WHAT YOU SHOULD DO:
Reproduce every record below exactly as it appears.

Entries from a dataset:

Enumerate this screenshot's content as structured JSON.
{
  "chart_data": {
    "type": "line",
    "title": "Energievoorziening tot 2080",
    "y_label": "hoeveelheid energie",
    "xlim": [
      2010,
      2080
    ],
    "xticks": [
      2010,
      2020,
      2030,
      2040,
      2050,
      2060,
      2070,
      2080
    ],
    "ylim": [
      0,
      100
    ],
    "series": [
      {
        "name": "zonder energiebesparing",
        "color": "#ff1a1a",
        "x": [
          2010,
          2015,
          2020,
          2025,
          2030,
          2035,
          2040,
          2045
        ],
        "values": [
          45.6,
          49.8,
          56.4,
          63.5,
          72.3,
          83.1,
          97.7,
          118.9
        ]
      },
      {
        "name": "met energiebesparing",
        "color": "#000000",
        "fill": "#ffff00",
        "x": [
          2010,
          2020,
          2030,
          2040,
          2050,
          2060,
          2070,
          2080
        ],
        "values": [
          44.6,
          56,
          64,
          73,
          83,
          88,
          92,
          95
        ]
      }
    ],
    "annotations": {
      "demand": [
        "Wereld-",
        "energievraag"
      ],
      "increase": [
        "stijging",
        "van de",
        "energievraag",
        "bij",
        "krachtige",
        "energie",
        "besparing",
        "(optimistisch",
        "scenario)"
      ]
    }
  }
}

SOLUTION:
Enumerate this screenshot's content as structured JSON.
{
  "chart_data": {
    "type": "line",
    "title": "Energievoorziening tot 2080",
    "y_label": "hoeveelheid energie",
    "xlim": [
      2010,
      2080
    ],
    "xticks": [
      2010,
      2020,
      2030,
      2040,
      2050,
      2060,
      2070,
      2080
    ],
    "ylim": [
      0,
      100
    ],
    "series": [
      {
        "name": "zonder energiebesparing",
        "color": "#ff1a1a",
        "x": [
          2010,
          2015,
          2020,
          2025,
          2030,
          2035,
          2040,
          2045
        ],
        "values": [
          45.6,
          49.8,
          56.4,
          63.5,
          72.3,
          83.1,
          97.7,
          118.9
        ]
      },
      {
        "name": "met energiebesparing",
        "color": "#000000",
        "fill": "#ffff00",
        "x": [
          2010,
          2020,
          2030,
          2040,
          2050,
          2060,
          2070,
          2080
        ],
        "values": [
          44.6,
          56,
          64,
          73,
          83,
          88,
          92,
          95
        ]
      }
    ],
    "annotations": {
      "demand": [
        "Wereld-",
        "energievraag"
      ],
      "increase": [
        "stijging",
        "van de",
        "energievraag",
        "bij",
        "krachtige",
        "energie",
        "besparing",
        "(optimistisch",
        "scenario)"
      ]
    }
  }
}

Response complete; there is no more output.